# Selected extract
The Navy’s official Facebook and Twitter accounts posted updated profiles pictures Monday featuring a surgical mask covering the face of the service’s eagle logo, an obvious nod to the era of social distancing and germ prevention in which society is currently mired.
And while it’s not the official uniformed logo of the sea service — that designation would be reserved for the Anchor, USS Constitution, and Eagle (ACE) emblem — social media-dispatched judgement was nevertheless swift.
And why wouldn’t it be? After all, a Facebook comment thread is seldom a destination where one comes for existential reassurance, venerable commentary, rational discourse, or intellectual stimulation.
Inevitably, there were a number of “Back in my day” and “This is not a way to represent the Navy” responses from the saltiest of seafarers, who somehow managed to break just long enough from incessant scrimshaw carving and white whale hunting to impart a few wise words.
But there were entertaining variations as well. Because if quarantine has cemented anything, it’s that the comedic creativity of a species with too much time on its hands knows no bounds.
“I ate midrats and drank bug juice regularly so that makes me immune,” one Facebook user joked.
Additional comments reflected what some sailors suggest is a deficiency of personal protective equipment, or PPE, throughout the fleet.
“As if the navy is actually going to adequately supply their force with PPE,” one user commented.
“Oh cool, a bird has a better mask than most of the Sailors actually do since theirs are made out of their T-shirts,” another wrote.

Source data
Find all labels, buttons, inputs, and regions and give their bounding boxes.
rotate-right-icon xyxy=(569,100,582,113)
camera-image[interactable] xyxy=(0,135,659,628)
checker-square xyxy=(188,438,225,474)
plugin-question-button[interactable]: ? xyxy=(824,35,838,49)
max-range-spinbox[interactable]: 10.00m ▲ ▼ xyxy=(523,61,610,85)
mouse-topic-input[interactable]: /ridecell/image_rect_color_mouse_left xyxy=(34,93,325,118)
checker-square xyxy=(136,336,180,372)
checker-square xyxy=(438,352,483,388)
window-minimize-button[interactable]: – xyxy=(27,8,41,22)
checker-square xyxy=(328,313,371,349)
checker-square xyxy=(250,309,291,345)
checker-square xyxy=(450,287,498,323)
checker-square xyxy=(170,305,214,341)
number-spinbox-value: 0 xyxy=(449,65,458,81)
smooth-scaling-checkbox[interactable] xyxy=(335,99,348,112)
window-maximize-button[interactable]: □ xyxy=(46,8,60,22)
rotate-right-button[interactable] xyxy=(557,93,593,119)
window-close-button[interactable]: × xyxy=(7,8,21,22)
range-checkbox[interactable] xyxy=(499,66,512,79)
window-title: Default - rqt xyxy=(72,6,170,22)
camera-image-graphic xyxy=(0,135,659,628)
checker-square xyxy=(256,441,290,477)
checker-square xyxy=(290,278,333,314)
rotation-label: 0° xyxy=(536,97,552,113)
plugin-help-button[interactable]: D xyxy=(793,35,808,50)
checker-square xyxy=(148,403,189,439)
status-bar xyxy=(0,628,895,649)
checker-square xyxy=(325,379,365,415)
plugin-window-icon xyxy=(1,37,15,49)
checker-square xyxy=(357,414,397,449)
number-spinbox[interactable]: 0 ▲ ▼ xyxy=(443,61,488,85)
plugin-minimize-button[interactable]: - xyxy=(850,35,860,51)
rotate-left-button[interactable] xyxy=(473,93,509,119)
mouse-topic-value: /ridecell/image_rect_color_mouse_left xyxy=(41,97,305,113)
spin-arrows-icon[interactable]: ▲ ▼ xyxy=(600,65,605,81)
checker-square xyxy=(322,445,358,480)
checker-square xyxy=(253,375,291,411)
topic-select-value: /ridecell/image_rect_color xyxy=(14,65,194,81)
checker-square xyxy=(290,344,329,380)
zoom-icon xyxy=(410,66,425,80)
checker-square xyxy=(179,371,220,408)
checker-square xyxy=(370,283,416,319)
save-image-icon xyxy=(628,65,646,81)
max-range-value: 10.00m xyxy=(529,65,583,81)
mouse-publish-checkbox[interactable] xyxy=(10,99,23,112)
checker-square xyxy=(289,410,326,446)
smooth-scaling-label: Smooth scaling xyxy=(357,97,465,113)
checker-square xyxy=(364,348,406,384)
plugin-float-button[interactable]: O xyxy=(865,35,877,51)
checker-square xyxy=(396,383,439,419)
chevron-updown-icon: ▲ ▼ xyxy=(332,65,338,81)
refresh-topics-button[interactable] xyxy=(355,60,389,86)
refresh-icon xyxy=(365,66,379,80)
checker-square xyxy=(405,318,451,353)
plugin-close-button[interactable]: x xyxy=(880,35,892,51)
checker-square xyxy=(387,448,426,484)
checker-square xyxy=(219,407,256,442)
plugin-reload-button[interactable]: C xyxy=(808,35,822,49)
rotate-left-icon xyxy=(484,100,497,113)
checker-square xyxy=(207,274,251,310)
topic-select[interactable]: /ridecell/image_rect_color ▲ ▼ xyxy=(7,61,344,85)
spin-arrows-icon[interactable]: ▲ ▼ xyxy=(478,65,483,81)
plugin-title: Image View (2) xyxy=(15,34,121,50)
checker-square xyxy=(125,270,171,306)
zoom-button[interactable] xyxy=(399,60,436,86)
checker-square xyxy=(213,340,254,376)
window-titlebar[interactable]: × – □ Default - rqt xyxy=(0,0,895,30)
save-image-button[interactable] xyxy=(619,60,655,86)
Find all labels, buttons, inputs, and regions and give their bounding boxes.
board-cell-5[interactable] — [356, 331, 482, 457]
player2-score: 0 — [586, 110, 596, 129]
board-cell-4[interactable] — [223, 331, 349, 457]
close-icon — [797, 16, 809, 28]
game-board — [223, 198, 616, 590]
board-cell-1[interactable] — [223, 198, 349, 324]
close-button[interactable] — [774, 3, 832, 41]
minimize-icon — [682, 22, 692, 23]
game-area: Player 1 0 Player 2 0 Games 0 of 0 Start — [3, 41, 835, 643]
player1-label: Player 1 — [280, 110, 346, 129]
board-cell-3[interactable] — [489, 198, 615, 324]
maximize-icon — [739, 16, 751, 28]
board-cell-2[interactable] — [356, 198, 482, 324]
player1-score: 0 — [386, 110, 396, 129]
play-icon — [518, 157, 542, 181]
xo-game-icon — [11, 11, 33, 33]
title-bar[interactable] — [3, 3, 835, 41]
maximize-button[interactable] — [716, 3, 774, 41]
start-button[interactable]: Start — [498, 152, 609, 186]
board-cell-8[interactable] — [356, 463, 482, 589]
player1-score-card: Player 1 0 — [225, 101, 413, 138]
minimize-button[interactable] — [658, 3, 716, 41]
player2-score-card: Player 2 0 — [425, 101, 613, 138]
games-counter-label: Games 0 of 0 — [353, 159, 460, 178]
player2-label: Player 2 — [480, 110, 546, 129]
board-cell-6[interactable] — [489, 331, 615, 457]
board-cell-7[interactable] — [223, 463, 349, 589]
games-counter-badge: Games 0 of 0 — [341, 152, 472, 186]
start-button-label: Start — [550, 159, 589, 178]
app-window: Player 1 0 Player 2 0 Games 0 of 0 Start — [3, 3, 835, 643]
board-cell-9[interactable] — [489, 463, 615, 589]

# Task list
1: Answer these questions using the article about the Navy's masked eagle logo.
(a) On what day did the Navy's official accounts post the updated profile pictures?
(b) Which emblem holds the designation of the sea service's official uniformed logo?
(c) According to one commenter, what are most sailors' masks made out of?
2: Translate this sentence from the article about the Navy's masked eagle logo into Spanish: "Additional comments reflected what some sailors suggest is a deficiency of personal protective equipment, or PPE, throughout the fleet."

# Answers to this exercise
1:
(a) Monday.
(b) The Anchor, USS Constitution, and Eagle (ACE) emblem.
(c) Their T-shirts.

2: Otros comentarios reflejaron lo que algunos marineros señalan como una escasez de equipo de protección personal, o EPP, en toda la flota.